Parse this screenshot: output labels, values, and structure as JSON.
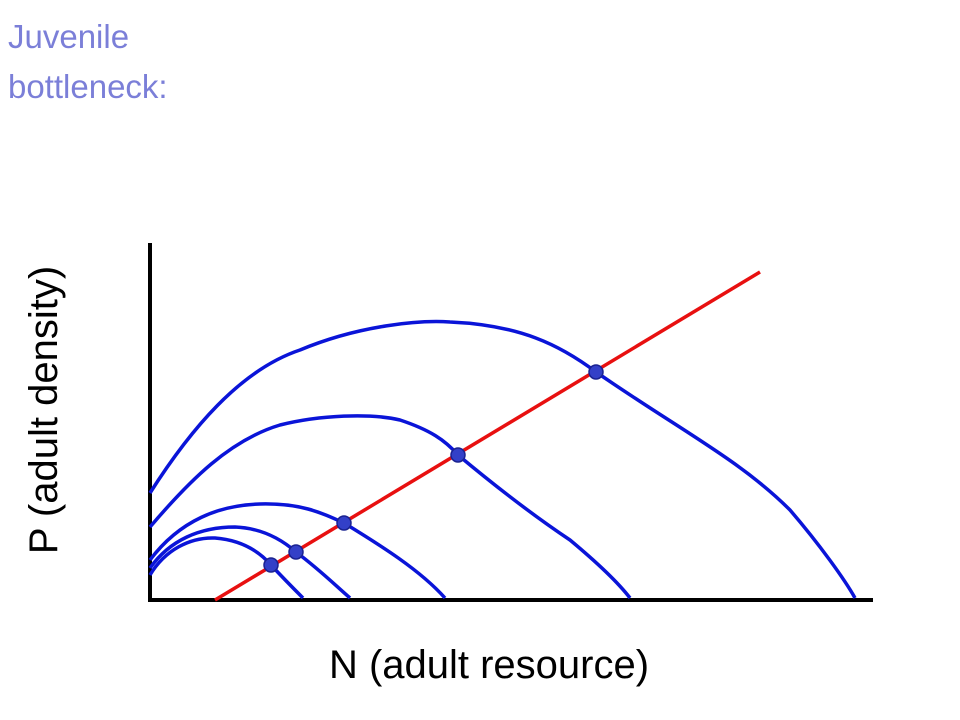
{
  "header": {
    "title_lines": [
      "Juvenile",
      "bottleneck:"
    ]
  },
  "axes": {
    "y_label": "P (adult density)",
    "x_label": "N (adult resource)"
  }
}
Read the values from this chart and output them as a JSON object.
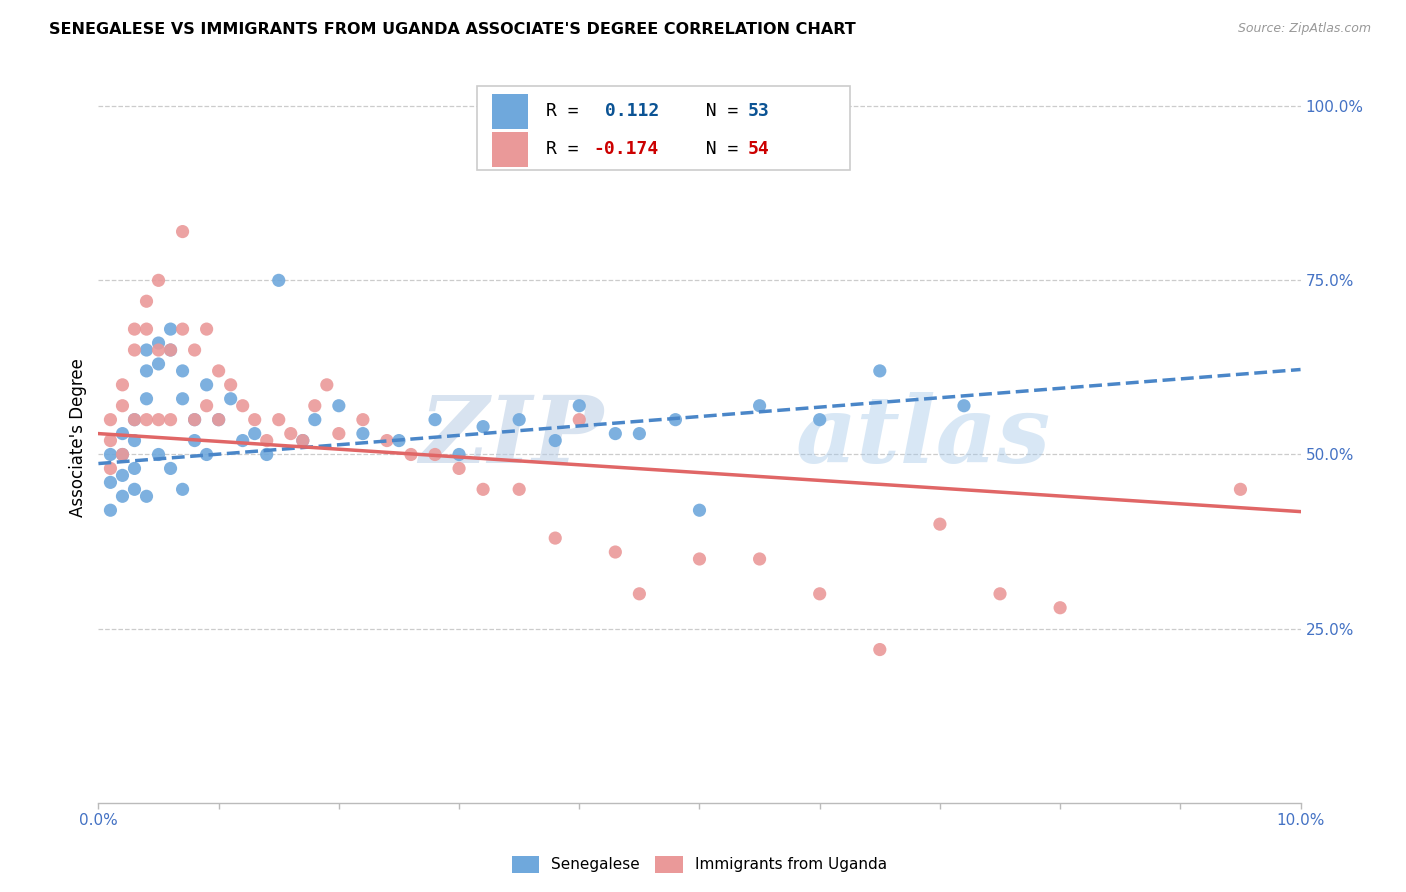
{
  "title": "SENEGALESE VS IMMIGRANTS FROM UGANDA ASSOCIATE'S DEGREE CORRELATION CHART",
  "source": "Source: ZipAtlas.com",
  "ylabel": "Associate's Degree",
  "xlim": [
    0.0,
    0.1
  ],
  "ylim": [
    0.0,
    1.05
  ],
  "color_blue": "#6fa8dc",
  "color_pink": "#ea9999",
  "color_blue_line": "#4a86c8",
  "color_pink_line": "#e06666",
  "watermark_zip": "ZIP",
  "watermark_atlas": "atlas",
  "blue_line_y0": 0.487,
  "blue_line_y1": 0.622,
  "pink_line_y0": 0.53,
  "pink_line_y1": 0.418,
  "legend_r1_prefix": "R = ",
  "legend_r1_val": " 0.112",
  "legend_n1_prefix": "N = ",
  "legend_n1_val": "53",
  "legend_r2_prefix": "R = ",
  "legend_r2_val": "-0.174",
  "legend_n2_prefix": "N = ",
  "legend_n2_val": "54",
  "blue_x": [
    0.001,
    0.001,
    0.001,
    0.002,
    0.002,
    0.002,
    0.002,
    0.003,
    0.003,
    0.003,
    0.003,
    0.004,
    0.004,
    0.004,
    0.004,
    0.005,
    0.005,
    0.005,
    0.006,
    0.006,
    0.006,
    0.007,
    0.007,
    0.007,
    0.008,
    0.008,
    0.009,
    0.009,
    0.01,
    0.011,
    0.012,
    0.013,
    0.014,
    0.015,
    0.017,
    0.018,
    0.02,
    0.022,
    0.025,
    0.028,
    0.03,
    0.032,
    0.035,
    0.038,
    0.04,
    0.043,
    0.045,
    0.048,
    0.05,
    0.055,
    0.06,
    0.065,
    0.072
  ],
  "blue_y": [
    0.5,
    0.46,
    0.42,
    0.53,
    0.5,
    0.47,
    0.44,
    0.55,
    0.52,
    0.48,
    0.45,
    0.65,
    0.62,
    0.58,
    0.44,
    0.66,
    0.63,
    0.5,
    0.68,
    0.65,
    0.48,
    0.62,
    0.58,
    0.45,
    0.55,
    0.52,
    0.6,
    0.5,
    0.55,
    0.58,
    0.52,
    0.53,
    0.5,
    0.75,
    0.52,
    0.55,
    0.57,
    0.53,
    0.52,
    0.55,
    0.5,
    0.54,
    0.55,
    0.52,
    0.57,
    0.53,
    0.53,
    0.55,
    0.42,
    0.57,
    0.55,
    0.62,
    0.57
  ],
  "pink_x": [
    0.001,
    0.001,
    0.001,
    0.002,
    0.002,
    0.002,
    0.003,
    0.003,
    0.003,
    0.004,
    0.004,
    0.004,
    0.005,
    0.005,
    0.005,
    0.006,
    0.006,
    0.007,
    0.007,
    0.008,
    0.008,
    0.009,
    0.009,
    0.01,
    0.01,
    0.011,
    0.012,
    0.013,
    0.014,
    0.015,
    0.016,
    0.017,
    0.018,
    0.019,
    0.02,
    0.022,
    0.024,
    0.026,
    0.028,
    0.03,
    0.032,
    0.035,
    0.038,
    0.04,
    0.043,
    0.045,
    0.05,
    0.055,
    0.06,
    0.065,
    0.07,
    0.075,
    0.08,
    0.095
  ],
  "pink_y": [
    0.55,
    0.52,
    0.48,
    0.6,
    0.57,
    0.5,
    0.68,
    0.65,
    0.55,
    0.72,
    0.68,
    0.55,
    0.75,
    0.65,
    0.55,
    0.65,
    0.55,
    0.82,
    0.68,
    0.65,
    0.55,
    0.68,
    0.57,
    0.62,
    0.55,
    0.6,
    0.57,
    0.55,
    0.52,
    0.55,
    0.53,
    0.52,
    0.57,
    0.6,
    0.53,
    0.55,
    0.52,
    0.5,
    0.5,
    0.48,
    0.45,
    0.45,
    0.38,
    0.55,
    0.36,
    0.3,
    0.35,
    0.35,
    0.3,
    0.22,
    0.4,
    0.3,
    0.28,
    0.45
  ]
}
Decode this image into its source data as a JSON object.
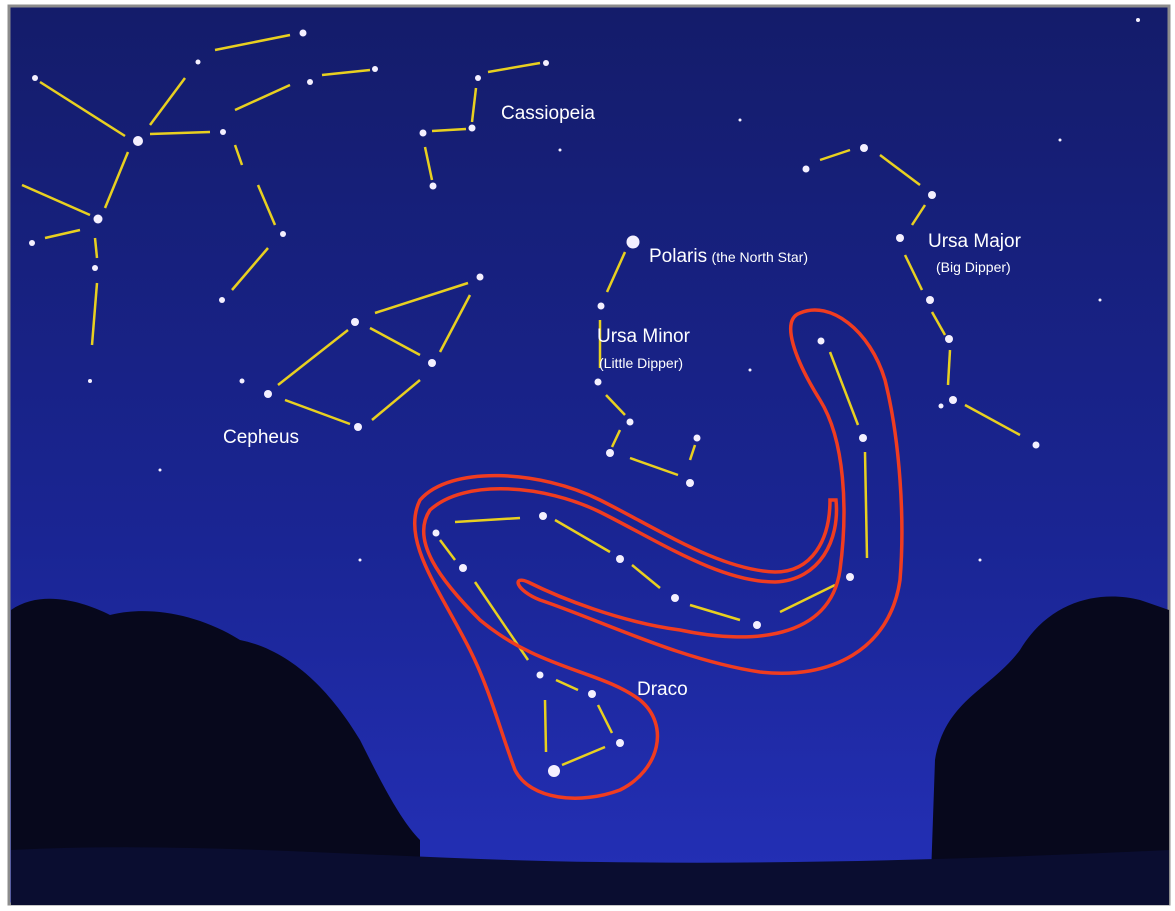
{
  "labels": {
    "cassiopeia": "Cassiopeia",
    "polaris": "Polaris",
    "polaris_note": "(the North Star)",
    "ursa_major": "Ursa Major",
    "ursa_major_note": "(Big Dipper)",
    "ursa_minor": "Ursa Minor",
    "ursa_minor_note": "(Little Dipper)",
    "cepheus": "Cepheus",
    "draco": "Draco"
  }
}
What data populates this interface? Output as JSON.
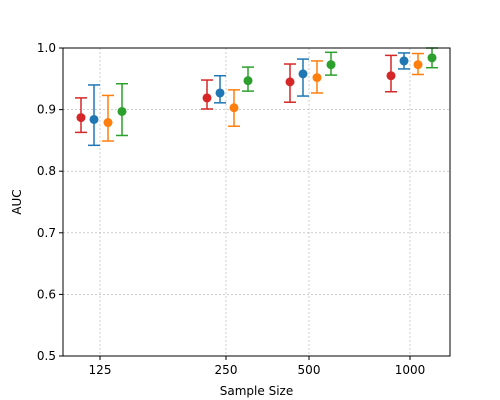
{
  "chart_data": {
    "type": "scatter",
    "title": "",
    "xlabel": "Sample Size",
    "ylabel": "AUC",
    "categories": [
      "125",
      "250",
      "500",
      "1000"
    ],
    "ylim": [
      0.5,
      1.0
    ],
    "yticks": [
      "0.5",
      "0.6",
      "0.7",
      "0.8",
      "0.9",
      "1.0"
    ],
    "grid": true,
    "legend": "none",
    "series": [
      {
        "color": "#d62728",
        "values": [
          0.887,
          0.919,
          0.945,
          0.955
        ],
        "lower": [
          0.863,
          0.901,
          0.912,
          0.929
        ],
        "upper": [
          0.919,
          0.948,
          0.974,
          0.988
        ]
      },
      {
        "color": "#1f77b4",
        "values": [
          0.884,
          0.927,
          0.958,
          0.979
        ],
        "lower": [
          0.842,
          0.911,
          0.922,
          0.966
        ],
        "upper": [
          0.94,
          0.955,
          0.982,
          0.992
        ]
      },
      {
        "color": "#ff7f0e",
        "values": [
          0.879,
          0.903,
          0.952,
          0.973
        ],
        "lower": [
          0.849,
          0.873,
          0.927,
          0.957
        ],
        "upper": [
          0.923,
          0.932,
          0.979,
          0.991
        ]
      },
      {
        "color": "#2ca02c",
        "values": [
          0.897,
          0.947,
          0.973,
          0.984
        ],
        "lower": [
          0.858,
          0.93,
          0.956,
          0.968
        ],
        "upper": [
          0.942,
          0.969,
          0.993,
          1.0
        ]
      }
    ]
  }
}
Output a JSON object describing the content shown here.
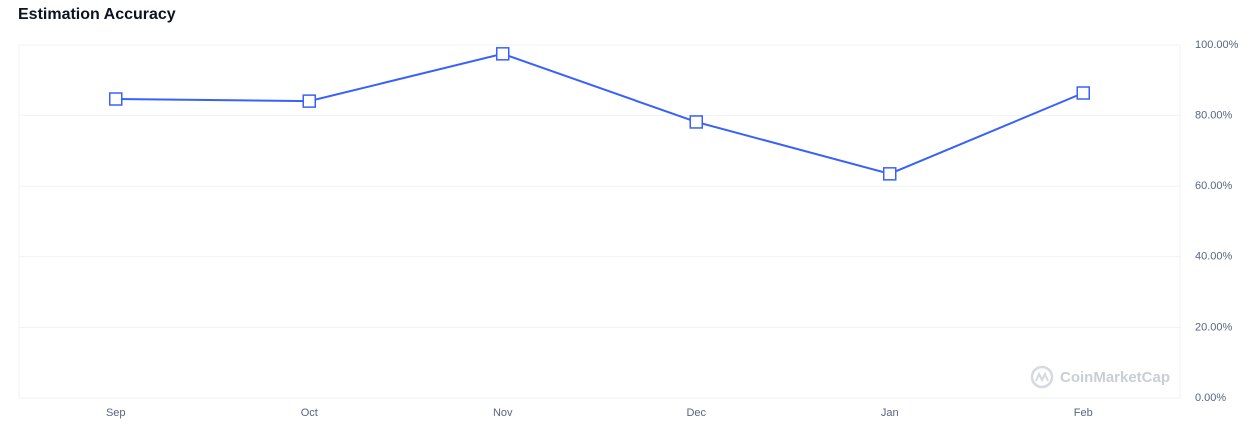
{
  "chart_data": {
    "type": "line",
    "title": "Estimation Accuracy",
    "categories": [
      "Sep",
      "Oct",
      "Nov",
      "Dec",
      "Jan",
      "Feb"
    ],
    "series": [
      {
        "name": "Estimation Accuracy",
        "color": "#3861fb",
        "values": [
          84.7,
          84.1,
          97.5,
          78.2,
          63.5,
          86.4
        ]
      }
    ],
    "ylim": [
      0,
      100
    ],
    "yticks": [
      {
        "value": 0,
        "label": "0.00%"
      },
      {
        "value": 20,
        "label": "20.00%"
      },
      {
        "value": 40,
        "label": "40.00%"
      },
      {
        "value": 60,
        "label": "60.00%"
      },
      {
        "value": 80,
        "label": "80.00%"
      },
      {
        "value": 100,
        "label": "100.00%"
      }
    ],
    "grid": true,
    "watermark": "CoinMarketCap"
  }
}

################

Each entry above should be reproduced exactly, with the pictures removed.

Parse this screenshot: output labels, values, and structure as JSON.
{
  "header": {
    "title_lines": [
      "Juvenile",
      "bottleneck:"
    ]
  },
  "axes": {
    "y_label": "P (adult density)",
    "x_label": "N (adult resource)"
  }
}
Read the values from this chart and output them as a JSON object.
{
  "title": "SENEGALESE VS IMMIGRANTS FROM UGANDA ASSOCIATE'S DEGREE CORRELATION CHART",
  "source": "Source: ZipAtlas.com",
  "ylabel": "Associate's Degree",
  "xlim": [
    0.0,
    0.1
  ],
  "ylim": [
    0.0,
    1.05
  ],
  "color_blue": "#6fa8dc",
  "color_pink": "#ea9999",
  "color_blue_line": "#4a86c8",
  "color_pink_line": "#e06666",
  "watermark_zip": "ZIP",
  "watermark_atlas": "atlas",
  "blue_line_y0": 0.487,
  "blue_line_y1": 0.622,
  "pink_line_y0": 0.53,
  "pink_line_y1": 0.418,
  "legend_r1_prefix": "R = ",
  "legend_r1_val": " 0.112",
  "legend_n1_prefix": "N = ",
  "legend_n1_val": "53",
  "legend_r2_prefix": "R = ",
  "legend_r2_val": "-0.174",
  "legend_n2_prefix": "N = ",
  "legend_n2_val": "54",
  "blue_x": [
    0.001,
    0.001,
    0.001,
    0.002,
    0.002,
    0.002,
    0.002,
    0.003,
    0.003,
    0.003,
    0.003,
    0.004,
    0.004,
    0.004,
    0.004,
    0.005,
    0.005,
    0.005,
    0.006,
    0.006,
    0.006,
    0.007,
    0.007,
    0.007,
    0.008,
    0.008,
    0.009,
    0.009,
    0.01,
    0.011,
    0.012,
    0.013,
    0.014,
    0.015,
    0.017,
    0.018,
    0.02,
    0.022,
    0.025,
    0.028,
    0.03,
    0.032,
    0.035,
    0.038,
    0.04,
    0.043,
    0.045,
    0.048,
    0.05,
    0.055,
    0.06,
    0.065,
    0.072
  ],
  "blue_y": [
    0.5,
    0.46,
    0.42,
    0.53,
    0.5,
    0.47,
    0.44,
    0.55,
    0.52,
    0.48,
    0.45,
    0.65,
    0.62,
    0.58,
    0.44,
    0.66,
    0.63,
    0.5,
    0.68,
    0.65,
    0.48,
    0.62,
    0.58,
    0.45,
    0.55,
    0.52,
    0.6,
    0.5,
    0.55,
    0.58,
    0.52,
    0.53,
    0.5,
    0.75,
    0.52,
    0.55,
    0.57,
    0.53,
    0.52,
    0.55,
    0.5,
    0.54,
    0.55,
    0.52,
    0.57,
    0.53,
    0.53,
    0.55,
    0.42,
    0.57,
    0.55,
    0.62,
    0.57
  ],
  "pink_x": [
    0.001,
    0.001,
    0.001,
    0.002,
    0.002,
    0.002,
    0.003,
    0.003,
    0.003,
    0.004,
    0.004,
    0.004,
    0.005,
    0.005,
    0.005,
    0.006,
    0.006,
    0.007,
    0.007,
    0.008,
    0.008,
    0.009,
    0.009,
    0.01,
    0.01,
    0.011,
    0.012,
    0.013,
    0.014,
    0.015,
    0.016,
    0.017,
    0.018,
    0.019,
    0.02,
    0.022,
    0.024,
    0.026,
    0.028,
    0.03,
    0.032,
    0.035,
    0.038,
    0.04,
    0.043,
    0.045,
    0.05,
    0.055,
    0.06,
    0.065,
    0.07,
    0.075,
    0.08,
    0.095
  ],
  "pink_y": [
    0.55,
    0.52,
    0.48,
    0.6,
    0.57,
    0.5,
    0.68,
    0.65,
    0.55,
    0.72,
    0.68,
    0.55,
    0.75,
    0.65,
    0.55,
    0.65,
    0.55,
    0.82,
    0.68,
    0.65,
    0.55,
    0.68,
    0.57,
    0.62,
    0.55,
    0.6,
    0.57,
    0.55,
    0.52,
    0.55,
    0.53,
    0.52,
    0.57,
    0.6,
    0.53,
    0.55,
    0.52,
    0.5,
    0.5,
    0.48,
    0.45,
    0.45,
    0.38,
    0.55,
    0.36,
    0.3,
    0.35,
    0.35,
    0.3,
    0.22,
    0.4,
    0.3,
    0.28,
    0.45
  ]
}
Decode this image into its source data as a JSON object.
{
  "labels": {
    "cassiopeia": "Cassiopeia",
    "polaris": "Polaris",
    "polaris_note": "(the North Star)",
    "ursa_major": "Ursa Major",
    "ursa_major_note": "(Big Dipper)",
    "ursa_minor": "Ursa Minor",
    "ursa_minor_note": "(Little Dipper)",
    "cepheus": "Cepheus",
    "draco": "Draco"
  }
}
What data populates this interface? Output as JSON.
{
  "chart_data": {
    "type": "scatter",
    "title": "",
    "xlabel": "Sample Size",
    "ylabel": "AUC",
    "categories": [
      "125",
      "250",
      "500",
      "1000"
    ],
    "ylim": [
      0.5,
      1.0
    ],
    "yticks": [
      "0.5",
      "0.6",
      "0.7",
      "0.8",
      "0.9",
      "1.0"
    ],
    "grid": true,
    "legend": "none",
    "series": [
      {
        "color": "#d62728",
        "values": [
          0.887,
          0.919,
          0.945,
          0.955
        ],
        "lower": [
          0.863,
          0.901,
          0.912,
          0.929
        ],
        "upper": [
          0.919,
          0.948,
          0.974,
          0.988
        ]
      },
      {
        "color": "#1f77b4",
        "values": [
          0.884,
          0.927,
          0.958,
          0.979
        ],
        "lower": [
          0.842,
          0.911,
          0.922,
          0.966
        ],
        "upper": [
          0.94,
          0.955,
          0.982,
          0.992
        ]
      },
      {
        "color": "#ff7f0e",
        "values": [
          0.879,
          0.903,
          0.952,
          0.973
        ],
        "lower": [
          0.849,
          0.873,
          0.927,
          0.957
        ],
        "upper": [
          0.923,
          0.932,
          0.979,
          0.991
        ]
      },
      {
        "color": "#2ca02c",
        "values": [
          0.897,
          0.947,
          0.973,
          0.984
        ],
        "lower": [
          0.858,
          0.93,
          0.956,
          0.968
        ],
        "upper": [
          0.942,
          0.969,
          0.993,
          1.0
        ]
      }
    ]
  }
}
Output a JSON object describing the content shown here.
{
  "chart_data": {
    "type": "line",
    "title": "Estimation Accuracy",
    "categories": [
      "Sep",
      "Oct",
      "Nov",
      "Dec",
      "Jan",
      "Feb"
    ],
    "series": [
      {
        "name": "Estimation Accuracy",
        "color": "#3861fb",
        "values": [
          84.7,
          84.1,
          97.5,
          78.2,
          63.5,
          86.4
        ]
      }
    ],
    "ylim": [
      0,
      100
    ],
    "yticks": [
      {
        "value": 0,
        "label": "0.00%"
      },
      {
        "value": 20,
        "label": "20.00%"
      },
      {
        "value": 40,
        "label": "40.00%"
      },
      {
        "value": 60,
        "label": "60.00%"
      },
      {
        "value": 80,
        "label": "80.00%"
      },
      {
        "value": 100,
        "label": "100.00%"
      }
    ],
    "grid": true,
    "watermark": "CoinMarketCap"
  }
}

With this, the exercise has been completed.